_Source data_.
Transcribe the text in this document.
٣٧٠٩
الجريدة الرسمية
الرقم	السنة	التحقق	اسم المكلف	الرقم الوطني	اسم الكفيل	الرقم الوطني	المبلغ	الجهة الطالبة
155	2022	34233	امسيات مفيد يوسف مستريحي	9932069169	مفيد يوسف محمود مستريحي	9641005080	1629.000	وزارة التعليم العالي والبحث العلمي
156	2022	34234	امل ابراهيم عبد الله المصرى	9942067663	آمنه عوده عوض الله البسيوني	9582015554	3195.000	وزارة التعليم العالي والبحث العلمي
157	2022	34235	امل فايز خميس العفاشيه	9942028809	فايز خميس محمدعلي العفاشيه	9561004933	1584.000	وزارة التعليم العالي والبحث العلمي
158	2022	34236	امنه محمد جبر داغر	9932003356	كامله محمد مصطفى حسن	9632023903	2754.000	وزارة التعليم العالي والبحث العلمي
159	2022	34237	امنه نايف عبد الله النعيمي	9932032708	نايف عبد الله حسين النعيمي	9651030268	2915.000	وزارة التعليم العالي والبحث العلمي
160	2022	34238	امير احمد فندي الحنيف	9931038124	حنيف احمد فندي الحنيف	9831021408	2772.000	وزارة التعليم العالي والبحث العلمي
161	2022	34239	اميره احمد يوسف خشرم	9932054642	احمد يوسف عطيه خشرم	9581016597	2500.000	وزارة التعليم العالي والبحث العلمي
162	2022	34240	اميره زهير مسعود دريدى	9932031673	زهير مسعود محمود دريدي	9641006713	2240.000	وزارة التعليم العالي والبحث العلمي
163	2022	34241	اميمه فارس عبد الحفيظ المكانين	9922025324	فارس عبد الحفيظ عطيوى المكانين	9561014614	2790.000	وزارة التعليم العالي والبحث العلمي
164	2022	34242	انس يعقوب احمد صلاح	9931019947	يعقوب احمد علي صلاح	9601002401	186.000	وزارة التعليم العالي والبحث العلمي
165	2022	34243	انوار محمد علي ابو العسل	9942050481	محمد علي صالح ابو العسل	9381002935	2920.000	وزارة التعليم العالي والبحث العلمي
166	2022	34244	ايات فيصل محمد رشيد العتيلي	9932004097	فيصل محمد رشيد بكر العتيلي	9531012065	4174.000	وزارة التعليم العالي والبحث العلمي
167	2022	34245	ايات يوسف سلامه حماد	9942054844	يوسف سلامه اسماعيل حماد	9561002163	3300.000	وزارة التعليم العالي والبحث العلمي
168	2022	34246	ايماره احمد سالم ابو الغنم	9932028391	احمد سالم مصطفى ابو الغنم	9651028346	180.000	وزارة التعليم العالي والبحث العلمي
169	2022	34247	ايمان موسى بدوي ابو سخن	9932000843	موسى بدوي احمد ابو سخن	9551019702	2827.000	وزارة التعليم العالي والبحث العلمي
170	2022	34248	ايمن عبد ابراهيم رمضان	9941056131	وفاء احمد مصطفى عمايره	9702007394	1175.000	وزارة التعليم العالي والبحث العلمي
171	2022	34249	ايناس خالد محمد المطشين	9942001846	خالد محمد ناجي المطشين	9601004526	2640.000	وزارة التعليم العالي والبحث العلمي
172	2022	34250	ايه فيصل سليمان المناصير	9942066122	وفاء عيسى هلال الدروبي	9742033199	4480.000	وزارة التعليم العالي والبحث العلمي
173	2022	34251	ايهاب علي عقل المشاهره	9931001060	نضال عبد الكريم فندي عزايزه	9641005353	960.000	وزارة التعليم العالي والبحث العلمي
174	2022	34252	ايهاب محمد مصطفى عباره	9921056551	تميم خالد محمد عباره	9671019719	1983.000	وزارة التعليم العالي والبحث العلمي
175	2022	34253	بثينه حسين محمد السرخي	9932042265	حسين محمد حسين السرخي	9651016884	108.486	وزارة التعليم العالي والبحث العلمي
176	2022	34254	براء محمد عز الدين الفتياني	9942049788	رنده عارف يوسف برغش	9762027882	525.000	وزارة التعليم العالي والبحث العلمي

_To do_. Copy out each record exactly as given, omitting none.

_Result of the task_.
Transcribe the text in this document.
٣٧٠٩
الجريدة الرسمية
الرقم	السنة	التحقق	اسم المكلف	الرقم الوطني	اسم الكفيل	الرقم الوطني	المبلغ	الجهة الطالبة
155	2022	34233	امسيات مفيد يوسف مستريحي	9932069169	مفيد يوسف محمود مستريحي	9641005080	1629.000	وزارة التعليم العالي والبحث العلمي
156	2022	34234	امل ابراهيم عبد الله المصرى	9942067663	آمنه عوده عوض الله البسيوني	9582015554	3195.000	وزارة التعليم العالي والبحث العلمي
157	2022	34235	امل فايز خميس العفاشيه	9942028809	فايز خميس محمدعلي العفاشيه	9561004933	1584.000	وزارة التعليم العالي والبحث العلمي
158	2022	34236	امنه محمد جبر داغر	9932003356	كامله محمد مصطفى حسن	9632023903	2754.000	وزارة التعليم العالي والبحث العلمي
159	2022	34237	امنه نايف عبد الله النعيمي	9932032708	نايف عبد الله حسين النعيمي	9651030268	2915.000	وزارة التعليم العالي والبحث العلمي
160	2022	34238	امير احمد فندي الحنيف	9931038124	حنيف احمد فندي الحنيف	9831021408	2772.000	وزارة التعليم العالي والبحث العلمي
161	2022	34239	اميره احمد يوسف خشرم	9932054642	احمد يوسف عطيه خشرم	9581016597	2500.000	وزارة التعليم العالي والبحث العلمي
162	2022	34240	اميره زهير مسعود دريدى	9932031673	زهير مسعود محمود دريدي	9641006713	2240.000	وزارة التعليم العالي والبحث العلمي
163	2022	34241	اميمه فارس عبد الحفيظ المكانين	9922025324	فارس عبد الحفيظ عطيوى المكانين	9561014614	2790.000	وزارة التعليم العالي والبحث العلمي
164	2022	34242	انس يعقوب احمد صلاح	9931019947	يعقوب احمد علي صلاح	9601002401	186.000	وزارة التعليم العالي والبحث العلمي
165	2022	34243	انوار محمد علي ابو العسل	9942050481	محمد علي صالح ابو العسل	9381002935	2920.000	وزارة التعليم العالي والبحث العلمي
166	2022	34244	ايات فيصل محمد رشيد العتيلي	9932004097	فيصل محمد رشيد بكر العتيلي	9531012065	4174.000	وزارة التعليم العالي والبحث العلمي
167	2022	34245	ايات يوسف سلامه حماد	9942054844	يوسف سلامه اسماعيل حماد	9561002163	3300.000	وزارة التعليم العالي والبحث العلمي
168	2022	34246	ايماره احمد سالم ابو الغنم	9932028391	احمد سالم مصطفى ابو الغنم	9651028346	180.000	وزارة التعليم العالي والبحث العلمي
169	2022	34247	ايمان موسى بدوي ابو سخن	9932000843	موسى بدوي احمد ابو سخن	9551019702	2827.000	وزارة التعليم العالي والبحث العلمي
170	2022	34248	ايمن عبد ابراهيم رمضان	9941056131	وفاء احمد مصطفى عمايره	9702007394	1175.000	وزارة التعليم العالي والبحث العلمي
171	2022	34249	ايناس خالد محمد المطشين	9942001846	خالد محمد ناجي المطشين	9601004526	2640.000	وزارة التعليم العالي والبحث العلمي
172	2022	34250	ايه فيصل سليمان المناصير	9942066122	وفاء عيسى هلال الدروبي	9742033199	4480.000	وزارة التعليم العالي والبحث العلمي
173	2022	34251	ايهاب علي عقل المشاهره	9931001060	نضال عبد الكريم فندي عزايزه	9641005353	960.000	وزارة التعليم العالي والبحث العلمي
174	2022	34252	ايهاب محمد مصطفى عباره	9921056551	تميم خالد محمد عباره	9671019719	1983.000	وزارة التعليم العالي والبحث العلمي
175	2022	34253	بثينه حسين محمد السرخي	9932042265	حسين محمد حسين السرخي	9651016884	108.486	وزارة التعليم العالي والبحث العلمي
176	2022	34254	براء محمد عز الدين الفتياني	9942049788	رنده عارف يوسف برغش	9762027882	525.000	وزارة التعليم العالي والبحث العلمي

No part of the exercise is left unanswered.